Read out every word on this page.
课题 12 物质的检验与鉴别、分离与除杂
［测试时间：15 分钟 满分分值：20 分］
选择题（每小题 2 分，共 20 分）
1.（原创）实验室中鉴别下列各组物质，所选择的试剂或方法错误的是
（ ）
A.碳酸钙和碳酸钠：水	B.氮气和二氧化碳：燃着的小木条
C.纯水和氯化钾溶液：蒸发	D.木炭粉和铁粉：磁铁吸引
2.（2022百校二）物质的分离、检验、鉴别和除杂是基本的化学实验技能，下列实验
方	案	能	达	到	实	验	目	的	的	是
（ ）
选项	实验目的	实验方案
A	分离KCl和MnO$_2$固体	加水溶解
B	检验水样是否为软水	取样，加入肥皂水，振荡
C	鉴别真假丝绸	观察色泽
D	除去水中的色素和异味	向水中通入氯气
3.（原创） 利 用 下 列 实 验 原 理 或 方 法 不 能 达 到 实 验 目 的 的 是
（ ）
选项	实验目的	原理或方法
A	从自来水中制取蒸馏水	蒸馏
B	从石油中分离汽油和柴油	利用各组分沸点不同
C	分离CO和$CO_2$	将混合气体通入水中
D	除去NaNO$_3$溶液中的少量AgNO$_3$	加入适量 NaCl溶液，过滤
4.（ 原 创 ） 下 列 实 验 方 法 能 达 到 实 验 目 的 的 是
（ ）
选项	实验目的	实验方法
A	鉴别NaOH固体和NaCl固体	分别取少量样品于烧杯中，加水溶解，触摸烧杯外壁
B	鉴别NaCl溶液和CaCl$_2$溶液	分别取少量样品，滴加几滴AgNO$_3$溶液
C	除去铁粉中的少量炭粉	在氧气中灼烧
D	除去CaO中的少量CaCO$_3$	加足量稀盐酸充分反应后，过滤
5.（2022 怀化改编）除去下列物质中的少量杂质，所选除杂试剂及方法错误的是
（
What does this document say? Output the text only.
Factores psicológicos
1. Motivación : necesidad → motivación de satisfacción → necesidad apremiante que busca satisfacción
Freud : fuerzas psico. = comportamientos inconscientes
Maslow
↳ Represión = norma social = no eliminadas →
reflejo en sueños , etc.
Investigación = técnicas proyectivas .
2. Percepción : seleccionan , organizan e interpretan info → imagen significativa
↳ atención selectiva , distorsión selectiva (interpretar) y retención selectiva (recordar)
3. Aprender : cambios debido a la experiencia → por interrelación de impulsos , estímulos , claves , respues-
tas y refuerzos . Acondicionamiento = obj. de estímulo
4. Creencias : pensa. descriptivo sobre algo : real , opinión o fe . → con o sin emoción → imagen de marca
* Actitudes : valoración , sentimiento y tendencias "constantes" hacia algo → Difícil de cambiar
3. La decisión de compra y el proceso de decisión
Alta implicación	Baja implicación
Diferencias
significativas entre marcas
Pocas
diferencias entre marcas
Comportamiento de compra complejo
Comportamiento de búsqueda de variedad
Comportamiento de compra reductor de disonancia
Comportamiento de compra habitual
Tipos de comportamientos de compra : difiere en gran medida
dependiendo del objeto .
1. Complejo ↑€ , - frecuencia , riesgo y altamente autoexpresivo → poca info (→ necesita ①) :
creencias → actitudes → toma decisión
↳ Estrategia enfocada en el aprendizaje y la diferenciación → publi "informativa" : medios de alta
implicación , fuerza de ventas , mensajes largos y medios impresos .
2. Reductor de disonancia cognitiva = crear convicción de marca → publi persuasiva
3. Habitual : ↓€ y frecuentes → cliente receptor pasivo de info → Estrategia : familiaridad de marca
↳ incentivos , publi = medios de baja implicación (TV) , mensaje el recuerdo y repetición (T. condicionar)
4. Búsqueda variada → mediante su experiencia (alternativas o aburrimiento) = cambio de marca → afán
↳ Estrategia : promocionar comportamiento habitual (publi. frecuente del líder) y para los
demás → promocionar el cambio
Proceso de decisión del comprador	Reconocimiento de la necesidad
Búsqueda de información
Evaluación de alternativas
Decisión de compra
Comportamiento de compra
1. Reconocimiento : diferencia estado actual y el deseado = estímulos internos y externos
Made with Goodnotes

Given task:
Give the listing above again, word for word.

Answer to this exercise:
Read out every word on this page.
课题 12 物质的检验与鉴别、分离与除杂
［测试时间：15 分钟 满分分值：20 分］
选择题（每小题 2 分，共 20 分）
1.（原创）实验室中鉴别下列各组物质，所选择的试剂或方法错误的是
（ ）
A.碳酸钙和碳酸钠：水	B.氮气和二氧化碳：燃着的小木条
C.纯水和氯化钾溶液：蒸发	D.木炭粉和铁粉：磁铁吸引
2.（2022百校二）物质的分离、检验、鉴别和除杂是基本的化学实验技能，下列实验
方	案	能	达	到	实	验	目	的	的	是
（ ）
选项	实验目的	实验方案
A	分离KCl和MnO$_2$固体	加水溶解
B	检验水样是否为软水	取样，加入肥皂水，振荡
C	鉴别真假丝绸	观察色泽
D	除去水中的色素和异味	向水中通入氯气
3.（原创） 利 用 下 列 实 验 原 理 或 方 法 不 能 达 到 实 验 目 的 的 是
（ ）
选项	实验目的	原理或方法
A	从自来水中制取蒸馏水	蒸馏
B	从石油中分离汽油和柴油	利用各组分沸点不同
C	分离CO和$CO_2$	将混合气体通入水中
D	除去NaNO$_3$溶液中的少量AgNO$_3$	加入适量 NaCl溶液，过滤
4.（ 原 创 ） 下 列 实 验 方 法 能 达 到 实 验 目 的 的 是
（ ）
选项	实验目的	实验方法
A	鉴别NaOH固体和NaCl固体	分别取少量样品于烧杯中，加水溶解，触摸烧杯外壁
B	鉴别NaCl溶液和CaCl$_2$溶液	分别取少量样品，滴加几滴AgNO$_3$溶液
C	除去铁粉中的少量炭粉	在氧气中灼烧
D	除去CaO中的少量CaCO$_3$	加足量稀盐酸充分反应后，过滤
5.（2022 怀化改编）除去下列物质中的少量杂质，所选除杂试剂及方法错误的是
（
What does this document say? Output the text only.
Factores psicológicos
1. Motivación : necesidad → motivación de satisfacción → necesidad apremiante que busca satisfacción
Freud : fuerzas psico. = comportamientos inconscientes
Maslow
↳ Represión = norma social = no eliminadas →
reflejo en sueños , etc.
Investigación = técnicas proyectivas .
2. Percepción : seleccionan , organizan e interpretan info → imagen significativa
↳ atención selectiva , distorsión selectiva (interpretar) y retención selectiva (recordar)
3. Aprender : cambios debido a la experiencia → por interrelación de impulsos , estímulos , claves , respues-
tas y refuerzos . Acondicionamiento = obj. de estímulo
4. Creencias : pensa. descriptivo sobre algo : real , opinión o fe . → con o sin emoción → imagen de marca
* Actitudes : valoración , sentimiento y tendencias "constantes" hacia algo → Difícil de cambiar
3. La decisión de compra y el proceso de decisión
Alta implicación	Baja implicación
Diferencias
significativas entre marcas
Pocas
diferencias entre marcas
Comportamiento de compra complejo
Comportamiento de búsqueda de variedad
Comportamiento de compra reductor de disonancia
Comportamiento de compra habitual
Tipos de comportamientos de compra : difiere en gran medida
dependiendo del objeto .
1. Complejo ↑€ , - frecuencia , riesgo y altamente autoexpresivo → poca info (→ necesita ①) :
creencias → actitudes → toma decisión
↳ Estrategia enfocada en el aprendizaje y la diferenciación → publi "informativa" : medios de alta
implicación , fuerza de ventas , mensajes largos y medios impresos .
2. Reductor de disonancia cognitiva = crear convicción de marca → publi persuasiva
3. Habitual : ↓€ y frecuentes → cliente receptor pasivo de info → Estrategia : familiaridad de marca
↳ incentivos , publi = medios de baja implicación (TV) , mensaje el recuerdo y repetición (T. condicionar)
4. Búsqueda variada → mediante su experiencia (alternativas o aburrimiento) = cambio de marca → afán
↳ Estrategia : promocionar comportamiento habitual (publi. frecuente del líder) y para los
demás → promocionar el cambio
Proceso de decisión del comprador	Reconocimiento de la necesidad
Búsqueda de información
Evaluación de alternativas
Decisión de compra
Comportamiento de compra
1. Reconocimiento : diferencia estado actual y el deseado = estímulos internos y externos
Made with Goodnotes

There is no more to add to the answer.